**Exercise objective:** However many lines the data holds, transcribe them all exactly.

Records from a collection of figures:

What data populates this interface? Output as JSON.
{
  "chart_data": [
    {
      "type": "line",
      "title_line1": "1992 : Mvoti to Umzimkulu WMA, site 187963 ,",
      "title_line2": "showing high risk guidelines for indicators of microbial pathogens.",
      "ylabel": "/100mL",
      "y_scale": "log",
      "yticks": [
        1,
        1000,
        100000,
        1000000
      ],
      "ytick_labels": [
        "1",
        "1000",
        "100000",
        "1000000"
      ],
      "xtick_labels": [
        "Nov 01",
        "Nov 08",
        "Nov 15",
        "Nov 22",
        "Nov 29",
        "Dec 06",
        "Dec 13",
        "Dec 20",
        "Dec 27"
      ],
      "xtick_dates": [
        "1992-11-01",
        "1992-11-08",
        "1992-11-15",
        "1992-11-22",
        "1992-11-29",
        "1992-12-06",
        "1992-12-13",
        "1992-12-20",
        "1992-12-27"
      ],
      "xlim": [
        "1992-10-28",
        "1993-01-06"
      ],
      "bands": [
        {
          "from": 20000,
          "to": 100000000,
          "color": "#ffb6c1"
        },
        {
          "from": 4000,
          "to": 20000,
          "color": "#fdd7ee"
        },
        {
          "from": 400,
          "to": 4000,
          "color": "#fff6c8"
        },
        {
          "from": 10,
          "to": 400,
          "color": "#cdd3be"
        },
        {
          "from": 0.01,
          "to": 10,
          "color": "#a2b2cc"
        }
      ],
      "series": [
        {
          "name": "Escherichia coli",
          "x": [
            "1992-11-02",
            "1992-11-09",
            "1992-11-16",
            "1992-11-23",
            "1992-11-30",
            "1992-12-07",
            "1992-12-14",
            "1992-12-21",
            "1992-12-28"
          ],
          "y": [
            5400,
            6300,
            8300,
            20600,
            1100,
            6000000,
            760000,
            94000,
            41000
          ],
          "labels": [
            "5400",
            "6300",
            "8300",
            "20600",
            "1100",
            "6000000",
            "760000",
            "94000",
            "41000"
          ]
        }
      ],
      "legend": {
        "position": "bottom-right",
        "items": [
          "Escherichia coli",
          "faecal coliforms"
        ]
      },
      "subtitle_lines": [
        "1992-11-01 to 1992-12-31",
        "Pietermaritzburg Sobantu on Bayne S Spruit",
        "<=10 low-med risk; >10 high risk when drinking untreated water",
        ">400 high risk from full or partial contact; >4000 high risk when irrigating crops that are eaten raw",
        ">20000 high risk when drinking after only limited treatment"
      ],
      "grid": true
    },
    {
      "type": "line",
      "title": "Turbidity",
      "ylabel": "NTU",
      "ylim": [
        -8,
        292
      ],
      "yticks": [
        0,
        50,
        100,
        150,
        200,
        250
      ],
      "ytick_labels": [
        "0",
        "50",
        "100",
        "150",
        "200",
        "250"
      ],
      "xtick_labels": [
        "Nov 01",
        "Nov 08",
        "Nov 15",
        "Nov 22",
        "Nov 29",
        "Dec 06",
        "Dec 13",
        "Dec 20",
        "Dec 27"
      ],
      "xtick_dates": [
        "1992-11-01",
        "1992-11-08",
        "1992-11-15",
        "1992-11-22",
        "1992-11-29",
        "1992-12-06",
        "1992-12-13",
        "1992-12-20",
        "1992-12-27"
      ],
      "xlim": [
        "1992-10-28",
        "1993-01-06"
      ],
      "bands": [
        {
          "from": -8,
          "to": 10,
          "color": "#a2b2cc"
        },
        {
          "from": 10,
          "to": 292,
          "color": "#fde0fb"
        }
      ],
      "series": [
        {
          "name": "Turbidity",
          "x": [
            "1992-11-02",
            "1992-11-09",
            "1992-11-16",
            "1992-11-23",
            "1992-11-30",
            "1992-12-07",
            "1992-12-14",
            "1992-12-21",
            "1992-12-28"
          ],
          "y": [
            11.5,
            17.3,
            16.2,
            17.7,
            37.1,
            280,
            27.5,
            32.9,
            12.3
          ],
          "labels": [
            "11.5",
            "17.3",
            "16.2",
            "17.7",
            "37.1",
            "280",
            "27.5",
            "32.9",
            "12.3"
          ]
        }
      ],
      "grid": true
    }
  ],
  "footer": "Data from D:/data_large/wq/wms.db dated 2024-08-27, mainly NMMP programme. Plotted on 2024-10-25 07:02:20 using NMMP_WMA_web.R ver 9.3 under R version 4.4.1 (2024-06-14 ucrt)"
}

**Final answer:**
What data populates this interface? Output as JSON.
{
  "chart_data": [
    {
      "type": "line",
      "title_line1": "1992 : Mvoti to Umzimkulu WMA, site 187963 ,",
      "title_line2": "showing high risk guidelines for indicators of microbial pathogens.",
      "ylabel": "/100mL",
      "y_scale": "log",
      "yticks": [
        1,
        1000,
        100000,
        1000000
      ],
      "ytick_labels": [
        "1",
        "1000",
        "100000",
        "1000000"
      ],
      "xtick_labels": [
        "Nov 01",
        "Nov 08",
        "Nov 15",
        "Nov 22",
        "Nov 29",
        "Dec 06",
        "Dec 13",
        "Dec 20",
        "Dec 27"
      ],
      "xtick_dates": [
        "1992-11-01",
        "1992-11-08",
        "1992-11-15",
        "1992-11-22",
        "1992-11-29",
        "1992-12-06",
        "1992-12-13",
        "1992-12-20",
        "1992-12-27"
      ],
      "xlim": [
        "1992-10-28",
        "1993-01-06"
      ],
      "bands": [
        {
          "from": 20000,
          "to": 100000000,
          "color": "#ffb6c1"
        },
        {
          "from": 4000,
          "to": 20000,
          "color": "#fdd7ee"
        },
        {
          "from": 400,
          "to": 4000,
          "color": "#fff6c8"
        },
        {
          "from": 10,
          "to": 400,
          "color": "#cdd3be"
        },
        {
          "from": 0.01,
          "to": 10,
          "color": "#a2b2cc"
        }
      ],
      "series": [
        {
          "name": "Escherichia coli",
          "x": [
            "1992-11-02",
            "1992-11-09",
            "1992-11-16",
            "1992-11-23",
            "1992-11-30",
            "1992-12-07",
            "1992-12-14",
            "1992-12-21",
            "1992-12-28"
          ],
          "y": [
            5400,
            6300,
            8300,
            20600,
            1100,
            6000000,
            760000,
            94000,
            41000
          ],
          "labels": [
            "5400",
            "6300",
            "8300",
            "20600",
            "1100",
            "6000000",
            "760000",
            "94000",
            "41000"
          ]
        }
      ],
      "legend": {
        "position": "bottom-right",
        "items": [
          "Escherichia coli",
          "faecal coliforms"
        ]
      },
      "subtitle_lines": [
        "1992-11-01 to 1992-12-31",
        "Pietermaritzburg Sobantu on Bayne S Spruit",
        "<=10 low-med risk; >10 high risk when drinking untreated water",
        ">400 high risk from full or partial contact; >4000 high risk when irrigating crops that are eaten raw",
        ">20000 high risk when drinking after only limited treatment"
      ],
      "grid": true
    },
    {
      "type": "line",
      "title": "Turbidity",
      "ylabel": "NTU",
      "ylim": [
        -8,
        292
      ],
      "yticks": [
        0,
        50,
        100,
        150,
        200,
        250
      ],
      "ytick_labels": [
        "0",
        "50",
        "100",
        "150",
        "200",
        "250"
      ],
      "xtick_labels": [
        "Nov 01",
        "Nov 08",
        "Nov 15",
        "Nov 22",
        "Nov 29",
        "Dec 06",
        "Dec 13",
        "Dec 20",
        "Dec 27"
      ],
      "xtick_dates": [
        "1992-11-01",
        "1992-11-08",
        "1992-11-15",
        "1992-11-22",
        "1992-11-29",
        "1992-12-06",
        "1992-12-13",
        "1992-12-20",
        "1992-12-27"
      ],
      "xlim": [
        "1992-10-28",
        "1993-01-06"
      ],
      "bands": [
        {
          "from": -8,
          "to": 10,
          "color": "#a2b2cc"
        },
        {
          "from": 10,
          "to": 292,
          "color": "#fde0fb"
        }
      ],
      "series": [
        {
          "name": "Turbidity",
          "x": [
            "1992-11-02",
            "1992-11-09",
            "1992-11-16",
            "1992-11-23",
            "1992-11-30",
            "1992-12-07",
            "1992-12-14",
            "1992-12-21",
            "1992-12-28"
          ],
          "y": [
            11.5,
            17.3,
            16.2,
            17.7,
            37.1,
            280,
            27.5,
            32.9,
            12.3
          ],
          "labels": [
            "11.5",
            "17.3",
            "16.2",
            "17.7",
            "37.1",
            "280",
            "27.5",
            "32.9",
            "12.3"
          ]
        }
      ],
      "grid": true
    }
  ],
  "footer": "Data from D:/data_large/wq/wms.db dated 2024-08-27, mainly NMMP programme. Plotted on 2024-10-25 07:02:20 using NMMP_WMA_web.R ver 9.3 under R version 4.4.1 (2024-06-14 ucrt)"
}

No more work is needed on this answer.